* Set exercise *
Transcribe the records that follow in their entirety, omitting any pictures.

····················

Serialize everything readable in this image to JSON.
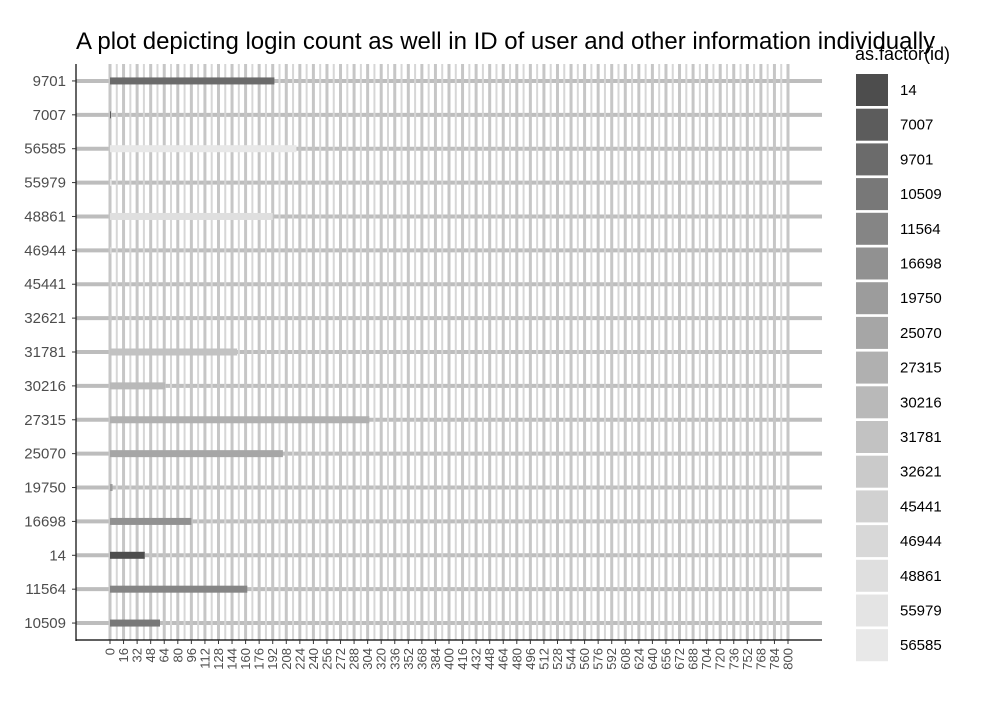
{
  "chart_data": {
    "type": "bar",
    "orientation": "horizontal",
    "title": "A plot depicting login count as well in ID of user and other information individually",
    "xlabel": "",
    "ylabel": "",
    "categories": [
      "10509",
      "11564",
      "14",
      "16698",
      "19750",
      "25070",
      "27315",
      "30216",
      "31781",
      "32621",
      "45441",
      "46944",
      "48861",
      "55979",
      "56585",
      "7007",
      "9701"
    ],
    "values": [
      59,
      162,
      41,
      96,
      3,
      204,
      306,
      65,
      150,
      2,
      2,
      2,
      192,
      2,
      220,
      1,
      194
    ],
    "xlim": [
      0,
      800
    ],
    "x_ticks": [
      0,
      16,
      32,
      48,
      64,
      80,
      96,
      112,
      128,
      144,
      160,
      176,
      192,
      208,
      224,
      240,
      256,
      272,
      288,
      304,
      320,
      336,
      352,
      368,
      384,
      400,
      416,
      432,
      448,
      464,
      480,
      496,
      512,
      528,
      544,
      560,
      576,
      592,
      608,
      624,
      640,
      656,
      672,
      688,
      704,
      720,
      736,
      752,
      768,
      784,
      800
    ],
    "grid": true,
    "legend": {
      "title": "as.factor(id)",
      "position": "right",
      "entries": [
        "14",
        "7007",
        "9701",
        "10509",
        "11564",
        "16698",
        "19750",
        "25070",
        "27315",
        "30216",
        "31781",
        "32621",
        "45441",
        "46944",
        "48861",
        "55979",
        "56585"
      ],
      "colors": [
        "#4d4d4d",
        "#5c5c5c",
        "#6b6b6b",
        "#787878",
        "#858585",
        "#919191",
        "#9c9c9c",
        "#a6a6a6",
        "#b0b0b0",
        "#b9b9b9",
        "#c2c2c2",
        "#cacaca",
        "#d1d1d1",
        "#d8d8d8",
        "#dfdfdf",
        "#e4e4e4",
        "#e8e8e8"
      ]
    }
  }
}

····················

* Expected output *
Serialize everything readable in this image to JSON.
{
  "chart_data": {
    "type": "bar",
    "orientation": "horizontal",
    "title": "A plot depicting login count as well in ID of user and other information individually",
    "xlabel": "",
    "ylabel": "",
    "categories": [
      "10509",
      "11564",
      "14",
      "16698",
      "19750",
      "25070",
      "27315",
      "30216",
      "31781",
      "32621",
      "45441",
      "46944",
      "48861",
      "55979",
      "56585",
      "7007",
      "9701"
    ],
    "values": [
      59,
      162,
      41,
      96,
      3,
      204,
      306,
      65,
      150,
      2,
      2,
      2,
      192,
      2,
      220,
      1,
      194
    ],
    "xlim": [
      0,
      800
    ],
    "x_ticks": [
      0,
      16,
      32,
      48,
      64,
      80,
      96,
      112,
      128,
      144,
      160,
      176,
      192,
      208,
      224,
      240,
      256,
      272,
      288,
      304,
      320,
      336,
      352,
      368,
      384,
      400,
      416,
      432,
      448,
      464,
      480,
      496,
      512,
      528,
      544,
      560,
      576,
      592,
      608,
      624,
      640,
      656,
      672,
      688,
      704,
      720,
      736,
      752,
      768,
      784,
      800
    ],
    "grid": true,
    "legend": {
      "title": "as.factor(id)",
      "position": "right",
      "entries": [
        "14",
        "7007",
        "9701",
        "10509",
        "11564",
        "16698",
        "19750",
        "25070",
        "27315",
        "30216",
        "31781",
        "32621",
        "45441",
        "46944",
        "48861",
        "55979",
        "56585"
      ],
      "colors": [
        "#4d4d4d",
        "#5c5c5c",
        "#6b6b6b",
        "#787878",
        "#858585",
        "#919191",
        "#9c9c9c",
        "#a6a6a6",
        "#b0b0b0",
        "#b9b9b9",
        "#c2c2c2",
        "#cacaca",
        "#d1d1d1",
        "#d8d8d8",
        "#dfdfdf",
        "#e4e4e4",
        "#e8e8e8"
      ]
    }
  }
}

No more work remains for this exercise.